● **WRITTEN INSTRUCTION**: Determine the number of lines in these entries that hold the word "icon". Give the number and nothing more.

[Dataset entries]
━━━━━━━━━━━━━━━━━━━━
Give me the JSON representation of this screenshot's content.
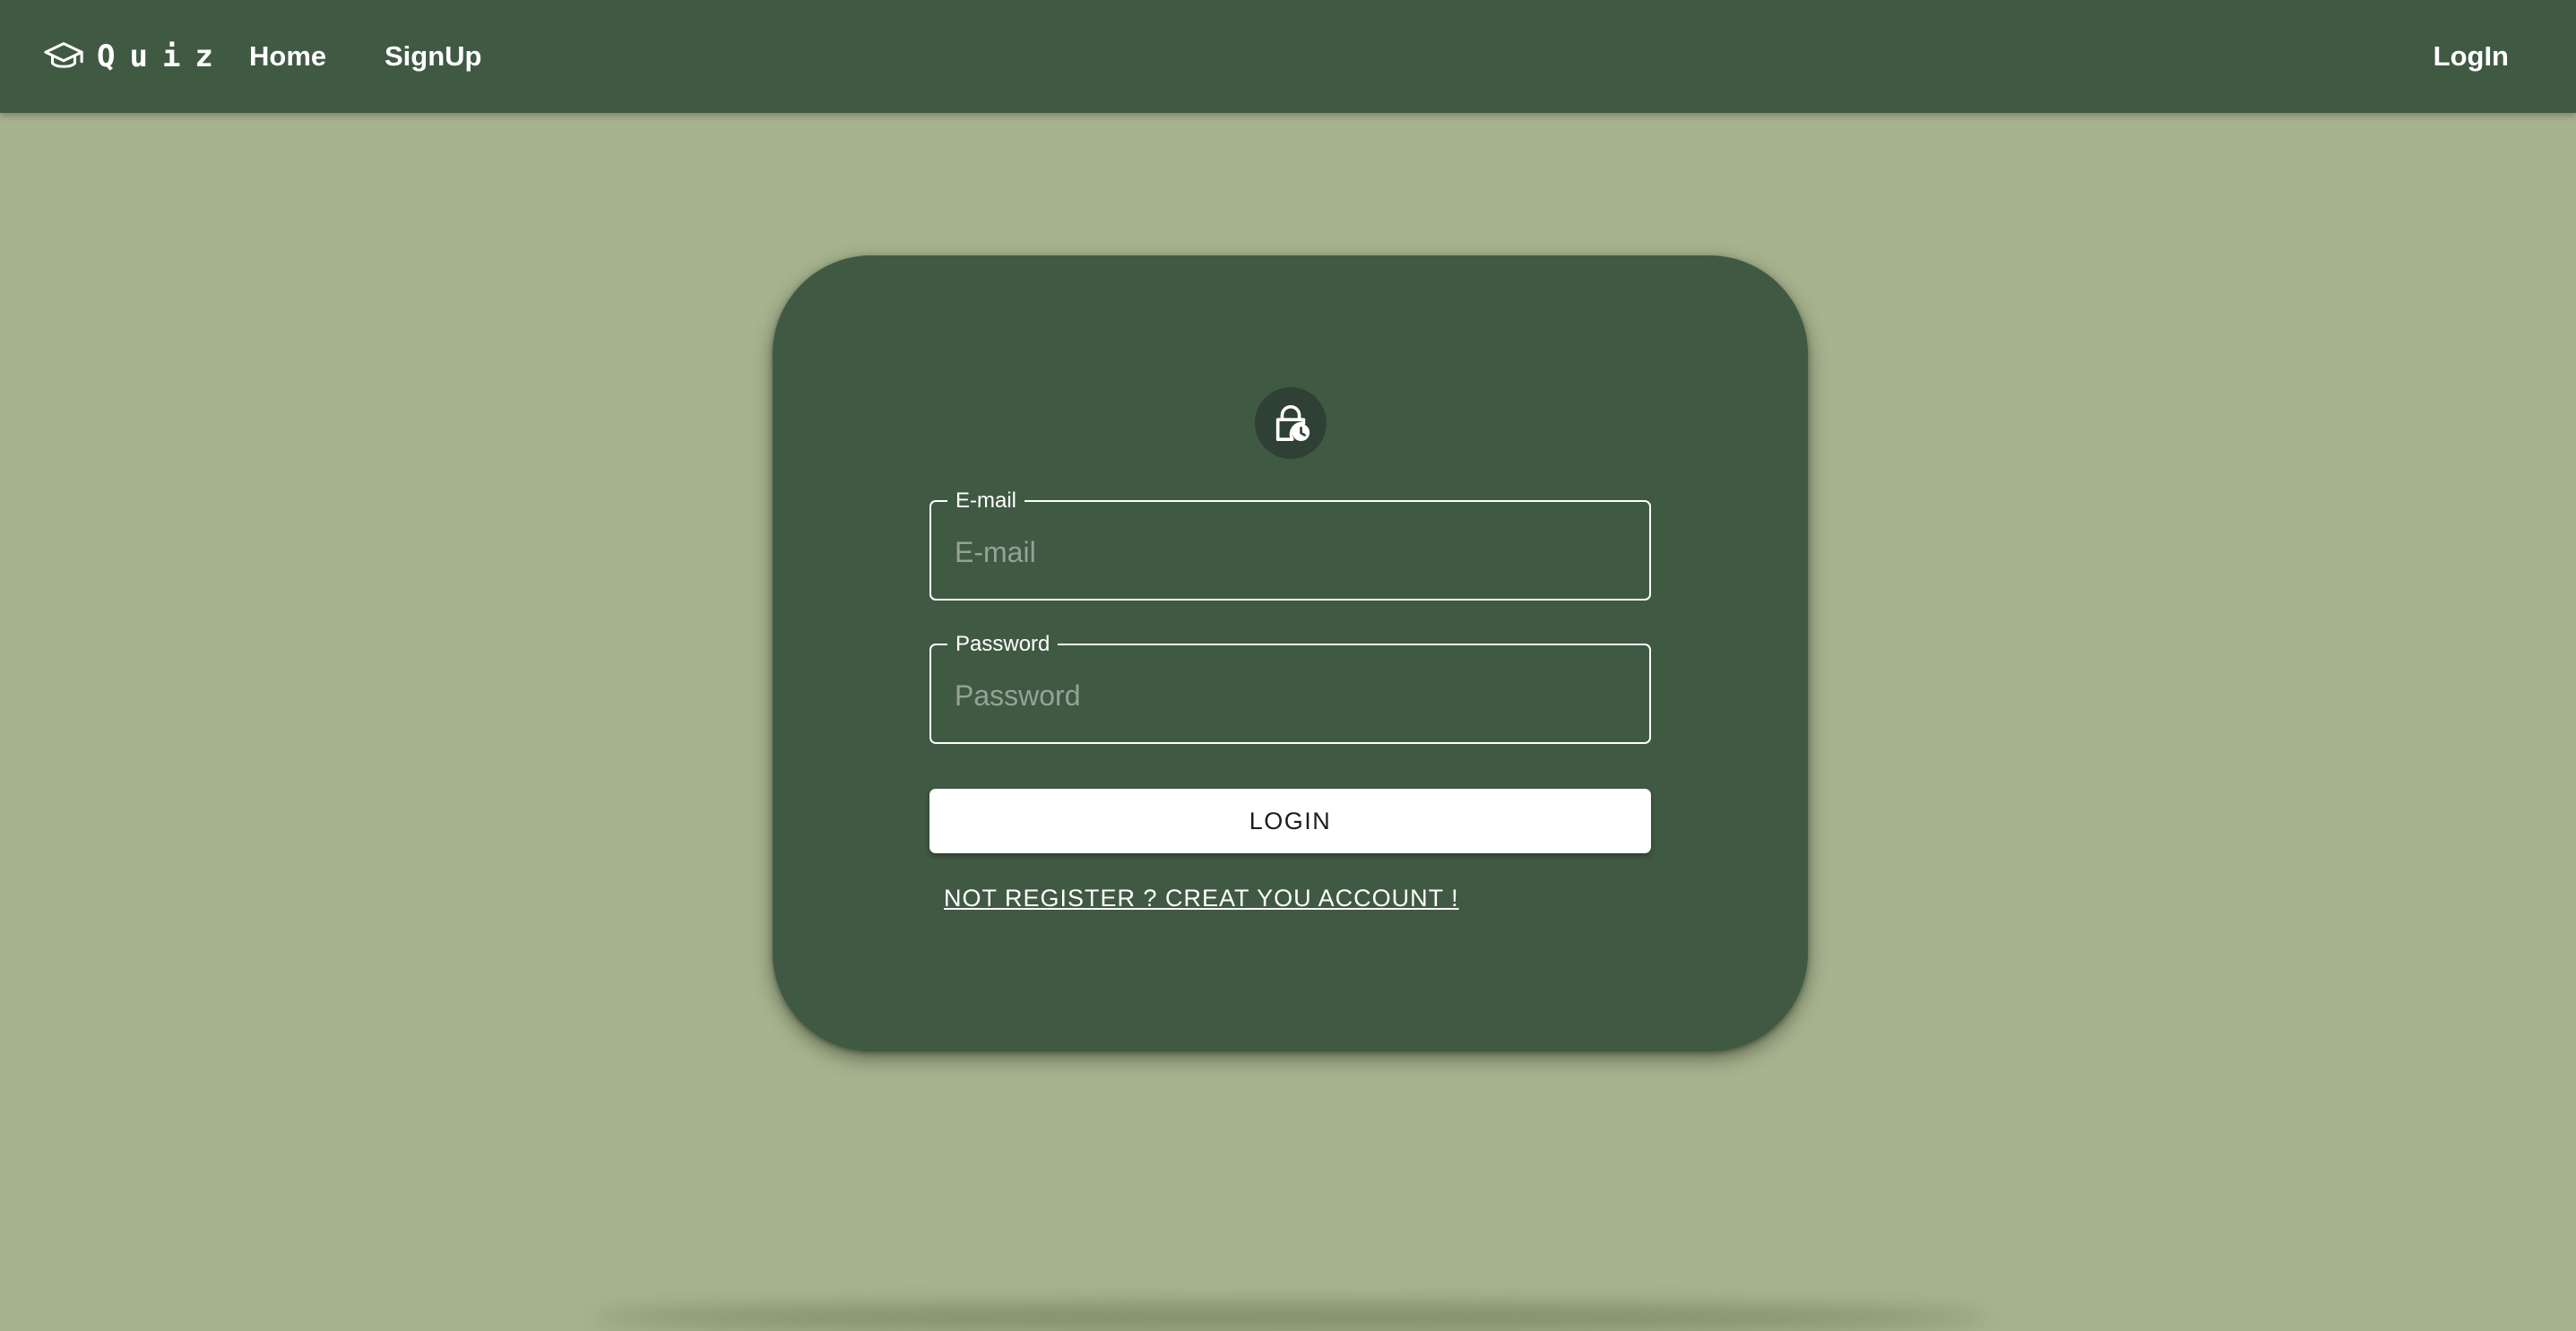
{
  "navbar": {
    "brand_icon": "graduation-cap-icon",
    "brand_text": "Quiz",
    "links": [
      {
        "label": "Home"
      },
      {
        "label": "SignUp"
      }
    ],
    "login_label": "LogIn",
    "background": "#405943"
  },
  "login_form": {
    "icon": "lock-clock-icon",
    "email": {
      "label": "E-mail",
      "placeholder": "E-mail",
      "value": ""
    },
    "password": {
      "label": "Password",
      "placeholder": "Password",
      "value": ""
    },
    "submit_label": "LOGIN",
    "register_link": "NOT REGISTER ? CREAT YOU ACCOUNT !"
  },
  "colors": {
    "page_background": "#a6b38f",
    "card_background": "#405943",
    "button_background": "#ffffff"
  }
}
━━━━━━━━━━━━━━━━━━━━
● **EXERCISE RESPONSE**: 2